Work instructions: Select the lines of the records containing the word "users" and list them.

* * * * * * * * *

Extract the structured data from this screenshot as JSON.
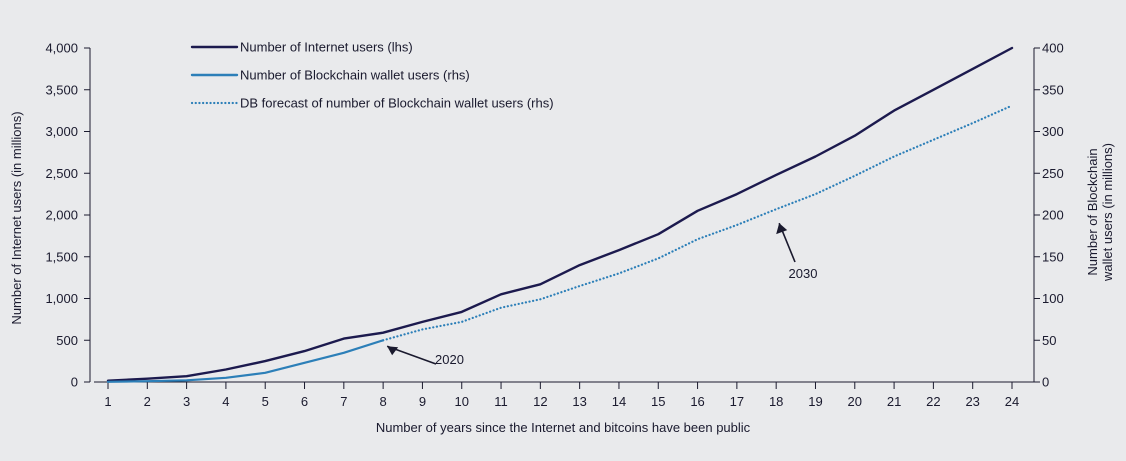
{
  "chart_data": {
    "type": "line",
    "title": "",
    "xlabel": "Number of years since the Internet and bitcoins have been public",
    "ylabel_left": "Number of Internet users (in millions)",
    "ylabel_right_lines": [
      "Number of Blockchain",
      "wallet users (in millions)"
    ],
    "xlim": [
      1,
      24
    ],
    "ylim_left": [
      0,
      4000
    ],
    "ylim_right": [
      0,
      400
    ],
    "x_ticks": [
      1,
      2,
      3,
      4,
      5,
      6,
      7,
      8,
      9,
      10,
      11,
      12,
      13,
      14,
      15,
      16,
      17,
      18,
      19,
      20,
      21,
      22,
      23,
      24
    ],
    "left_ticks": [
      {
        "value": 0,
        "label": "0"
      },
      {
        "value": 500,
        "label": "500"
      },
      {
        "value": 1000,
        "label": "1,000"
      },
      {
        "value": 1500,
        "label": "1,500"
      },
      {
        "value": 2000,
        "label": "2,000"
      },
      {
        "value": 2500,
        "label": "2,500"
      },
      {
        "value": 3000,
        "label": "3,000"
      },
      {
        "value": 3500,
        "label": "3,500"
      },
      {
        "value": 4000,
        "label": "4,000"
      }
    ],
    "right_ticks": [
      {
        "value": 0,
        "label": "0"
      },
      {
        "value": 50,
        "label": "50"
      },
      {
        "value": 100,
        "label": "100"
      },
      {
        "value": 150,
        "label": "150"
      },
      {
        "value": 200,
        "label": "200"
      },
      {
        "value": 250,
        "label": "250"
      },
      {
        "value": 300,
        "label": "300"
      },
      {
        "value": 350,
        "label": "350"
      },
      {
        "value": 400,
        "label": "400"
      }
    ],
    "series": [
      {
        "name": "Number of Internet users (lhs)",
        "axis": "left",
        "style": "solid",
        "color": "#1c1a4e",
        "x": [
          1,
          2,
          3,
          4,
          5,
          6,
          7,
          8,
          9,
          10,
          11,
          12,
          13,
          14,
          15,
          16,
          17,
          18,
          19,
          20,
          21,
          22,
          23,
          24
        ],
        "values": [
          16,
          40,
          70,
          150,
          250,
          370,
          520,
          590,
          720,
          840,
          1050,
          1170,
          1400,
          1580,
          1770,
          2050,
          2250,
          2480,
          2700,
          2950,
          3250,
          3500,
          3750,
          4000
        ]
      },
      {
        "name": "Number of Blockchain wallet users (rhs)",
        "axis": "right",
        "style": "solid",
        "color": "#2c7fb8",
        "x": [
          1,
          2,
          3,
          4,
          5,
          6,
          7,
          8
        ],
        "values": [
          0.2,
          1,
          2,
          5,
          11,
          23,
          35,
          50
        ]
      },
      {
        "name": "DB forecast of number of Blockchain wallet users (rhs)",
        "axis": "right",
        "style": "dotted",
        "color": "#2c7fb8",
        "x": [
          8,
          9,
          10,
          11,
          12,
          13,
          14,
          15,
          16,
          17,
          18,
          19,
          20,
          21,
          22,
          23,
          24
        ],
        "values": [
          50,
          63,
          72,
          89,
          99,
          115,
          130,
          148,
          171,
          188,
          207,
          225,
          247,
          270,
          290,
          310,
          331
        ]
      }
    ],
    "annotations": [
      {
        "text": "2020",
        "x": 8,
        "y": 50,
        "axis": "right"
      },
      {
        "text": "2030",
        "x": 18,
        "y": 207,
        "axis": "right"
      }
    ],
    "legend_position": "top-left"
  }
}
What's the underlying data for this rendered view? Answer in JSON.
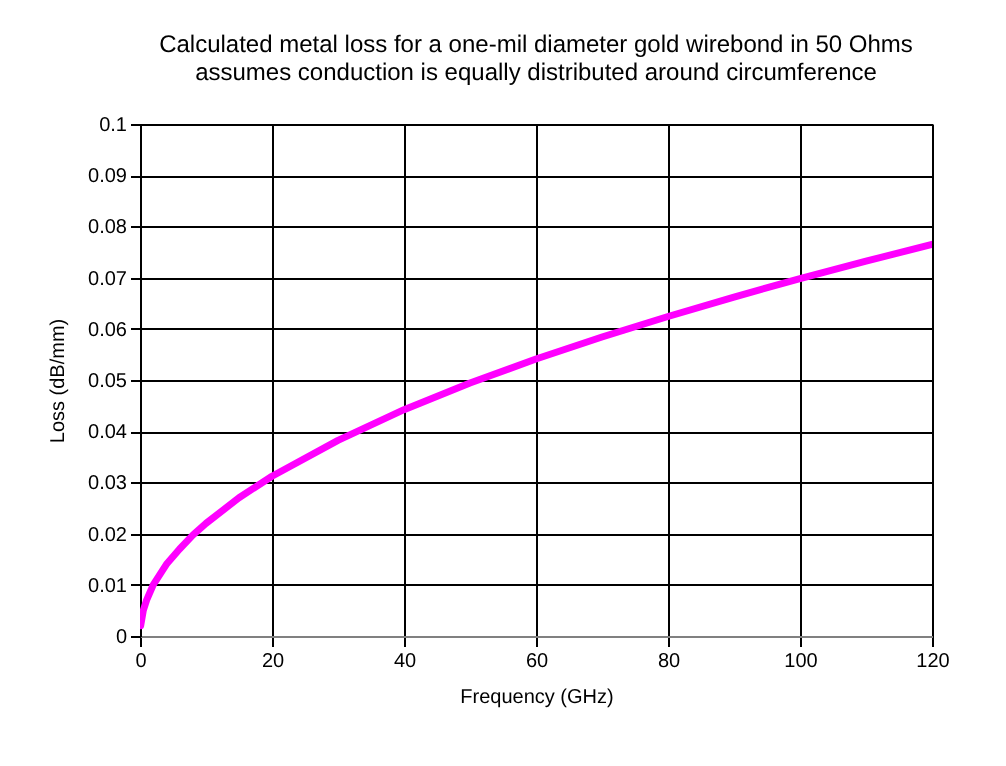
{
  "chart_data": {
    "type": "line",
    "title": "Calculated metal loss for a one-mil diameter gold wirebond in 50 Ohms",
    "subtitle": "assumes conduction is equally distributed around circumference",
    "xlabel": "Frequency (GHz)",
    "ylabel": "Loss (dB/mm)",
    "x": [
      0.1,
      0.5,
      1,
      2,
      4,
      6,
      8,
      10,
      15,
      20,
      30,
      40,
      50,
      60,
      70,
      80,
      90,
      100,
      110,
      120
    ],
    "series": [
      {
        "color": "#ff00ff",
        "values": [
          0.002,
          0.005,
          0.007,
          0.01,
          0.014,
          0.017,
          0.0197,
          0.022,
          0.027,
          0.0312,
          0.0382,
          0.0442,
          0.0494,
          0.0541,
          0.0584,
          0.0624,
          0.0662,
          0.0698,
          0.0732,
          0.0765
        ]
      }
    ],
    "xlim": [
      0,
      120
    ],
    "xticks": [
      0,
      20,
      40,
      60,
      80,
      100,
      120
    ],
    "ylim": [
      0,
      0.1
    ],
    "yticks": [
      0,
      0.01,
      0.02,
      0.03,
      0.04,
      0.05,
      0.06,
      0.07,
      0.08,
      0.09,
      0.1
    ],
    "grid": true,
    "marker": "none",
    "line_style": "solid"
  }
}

* * * * * * * * *

Full output:
    "ylabel_left": "Number of Internet users (in millions)",
      "wallet users (in millions)"
        "name": "Number of Internet users (lhs)",
        "name": "Number of Blockchain wallet users (rhs)",
        "name": "DB forecast of number of Blockchain wallet users (rhs)",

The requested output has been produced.